* [WHAT TO DO]: Once the images are set aside, write out the rest of the records exactly.

* [DATA UNDER STUDY]:
━━━

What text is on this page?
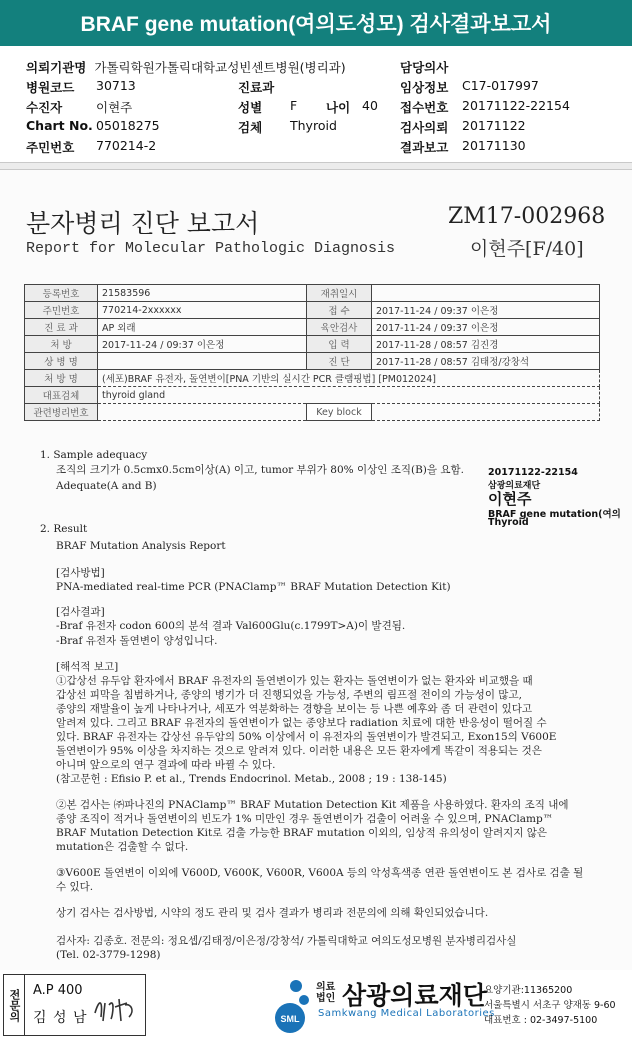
BRAF gene mutation(여의도성모) 검사결과보고서
의뢰기관명 가톨릭학원가톨릭대학교성빈센트병원(병리과)	담당의사
병원코드 30713	진료과	임상정보 C17-017997
수진자	이현주	성별 F 나이 40 접수번호 20171122-22154
Chart No. 05018275	검체 Thyroid	검사의뢰 20171122
주민번호 770214-2	결과보고 20171130
분자병리 진단 보고서
Report for Molecular Pathologic Diagnosis
ZM17-002968
이현주[F/40]
등록번호	21583596	재취일시	
주민번호	770214-2xxxxxx	접 수	2017-11-24 / 09:37 이은정
진 료 과	AP 외래	육안검사	2017-11-24 / 09:37 이은정
처 방	2017-11-24 / 09:37 이은정	입 력	2017-11-28 / 08:57 김진경
상 병 명		진 단	2017-11-28 / 08:57 김태정/강창석
처 방 명	(세포)BRAF 유전자, 돌연변이[PNA 기반의 실시간 PCR 클램핑법] [PM012024]		
대표검체	thyroid gland		
관련병리번호		Key block	
20171122-22154
삼광의료재단
이현주
BRAF gene mutation(여의
Thyroid
1. Sample adequacy
조직의 크기가 0.5cmx0.5cm이상(A) 이고, tumor 부위가 80% 이상인 조직(B)을 요함.
Adequate(A and B)
2. Result
BRAF Mutation Analysis Report
[검사방법]
PNA-mediated real-time PCR (PNAClamp™ BRAF Mutation Detection Kit)
[검사결과]
-Braf 유전자 codon 600의 분석 결과 Val600Glu(c.1799T>A)이 발견됨.
-Braf 유전자 돌연변이 양성입니다.
[해석적 보고]
①갑상선 유두암 환자에서 BRAF 유전자의 돌연변이가 있는 환자는 돌연변이가 없는 환자와 비교했을 때
갑상선 피막을 침범하거나, 종양의 병기가 더 진행되었을 가능성, 주변의 림프절 전이의 가능성이 많고,
종양의 재발율이 높게 나타나거나, 세포가 역분화하는 경향을 보이는 등 나쁜 예후와 좀 더 관련이 있다고
알려져 있다. 그리고 BRAF 유전자의 돌연변이가 없는 종양보다 radiation 치료에 대한 반응성이 떨어질 수
있다. BRAF 유전자는 갑상선 유두암의 50% 이상에서 이 유전자의 돌연변이가 발견되고, Exon15의 V600E
돌연변이가 95% 이상을 차지하는 것으로 알려져 있다. 이러한 내용은 모든 환자에게 똑같이 적용되는 것은
아니며 앞으로의 연구 결과에 따라 바뀔 수 있다.
(참고문헌 : Efisio P. et al., Trends Endocrinol. Metab., 2008 ; 19 : 138-145)
②본 검사는 ㈜파나진의 PNAClamp™ BRAF Mutation Detection Kit 제품을 사용하였다. 환자의 조직 내에
종양 조직이 적거나 돌연변이의 빈도가 1% 미만인 경우 돌연변이가 검출이 어려울 수 있으며, PNAClamp™
BRAF Mutation Detection Kit로 검출 가능한 BRAF mutation 이외의, 임상적 유의성이 알려지지 않은
mutation은 검출할 수 없다.
③V600E 돌연변이 이외에 V600D, V600K, V600R, V600A 등의 악성흑색종 연관 돌연변이도 본 검사로 검출 될
수 있다.
상기 검사는 검사방법, 시약의 정도 관리 및 검사 결과가 병리과 전문의에 의해 확인되었습니다.
검사자: 김종호. 전문의: 정요셉/김태정/이은정/강창석/ 가톨릭대학교 여의도성모병원 분자병리검사실
(Tel. 02-3779-1298)
전문의 A.P 400
김 성 남	SML
의료
법인 삼광의료재단
Samkwang Medical Laboratories
요양기관:11365200
서울특별시 서초구 양재동 9-60
대표번호 : 02-3497-5100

━━━

* [WRITTEN RESPONSE]:
What text is on this page?
BRAF gene mutation(여의도성모) 검사결과보고서
의뢰기관명 가톨릭학원가톨릭대학교성빈센트병원(병리과)	담당의사
병원코드 30713	진료과	임상정보 C17-017997
수진자	이현주	성별 F 나이 40 접수번호 20171122-22154
Chart No. 05018275	검체 Thyroid	검사의뢰 20171122
주민번호 770214-2	결과보고 20171130
분자병리 진단 보고서
Report for Molecular Pathologic Diagnosis
ZM17-002968
이현주[F/40]
등록번호	21583596	재취일시	
주민번호	770214-2xxxxxx	접 수	2017-11-24 / 09:37 이은정
진 료 과	AP 외래	육안검사	2017-11-24 / 09:37 이은정
처 방	2017-11-24 / 09:37 이은정	입 력	2017-11-28 / 08:57 김진경
상 병 명		진 단	2017-11-28 / 08:57 김태정/강창석
처 방 명	(세포)BRAF 유전자, 돌연변이[PNA 기반의 실시간 PCR 클램핑법] [PM012024]		
대표검체	thyroid gland		
관련병리번호		Key block	
20171122-22154
삼광의료재단
이현주
BRAF gene mutation(여의
Thyroid
1. Sample adequacy
조직의 크기가 0.5cmx0.5cm이상(A) 이고, tumor 부위가 80% 이상인 조직(B)을 요함.
Adequate(A and B)
2. Result
BRAF Mutation Analysis Report
[검사방법]
PNA-mediated real-time PCR (PNAClamp™ BRAF Mutation Detection Kit)
[검사결과]
-Braf 유전자 codon 600의 분석 결과 Val600Glu(c.1799T>A)이 발견됨.
-Braf 유전자 돌연변이 양성입니다.
[해석적 보고]
①갑상선 유두암 환자에서 BRAF 유전자의 돌연변이가 있는 환자는 돌연변이가 없는 환자와 비교했을 때
갑상선 피막을 침범하거나, 종양의 병기가 더 진행되었을 가능성, 주변의 림프절 전이의 가능성이 많고,
종양의 재발율이 높게 나타나거나, 세포가 역분화하는 경향을 보이는 등 나쁜 예후와 좀 더 관련이 있다고
알려져 있다. 그리고 BRAF 유전자의 돌연변이가 없는 종양보다 radiation 치료에 대한 반응성이 떨어질 수
있다. BRAF 유전자는 갑상선 유두암의 50% 이상에서 이 유전자의 돌연변이가 발견되고, Exon15의 V600E
돌연변이가 95% 이상을 차지하는 것으로 알려져 있다. 이러한 내용은 모든 환자에게 똑같이 적용되는 것은
아니며 앞으로의 연구 결과에 따라 바뀔 수 있다.
(참고문헌 : Efisio P. et al., Trends Endocrinol. Metab., 2008 ; 19 : 138-145)
②본 검사는 ㈜파나진의 PNAClamp™ BRAF Mutation Detection Kit 제품을 사용하였다. 환자의 조직 내에
종양 조직이 적거나 돌연변이의 빈도가 1% 미만인 경우 돌연변이가 검출이 어려울 수 있으며, PNAClamp™
BRAF Mutation Detection Kit로 검출 가능한 BRAF mutation 이외의, 임상적 유의성이 알려지지 않은
mutation은 검출할 수 없다.
③V600E 돌연변이 이외에 V600D, V600K, V600R, V600A 등의 악성흑색종 연관 돌연변이도 본 검사로 검출 될
수 있다.
상기 검사는 검사방법, 시약의 정도 관리 및 검사 결과가 병리과 전문의에 의해 확인되었습니다.
검사자: 김종호. 전문의: 정요셉/김태정/이은정/강창석/ 가톨릭대학교 여의도성모병원 분자병리검사실
(Tel. 02-3779-1298)
전문의 A.P 400
김 성 남	SML
의료
법인 삼광의료재단
Samkwang Medical Laboratories
요양기관:11365200
서울특별시 서초구 양재동 9-60
대표번호 : 02-3497-5100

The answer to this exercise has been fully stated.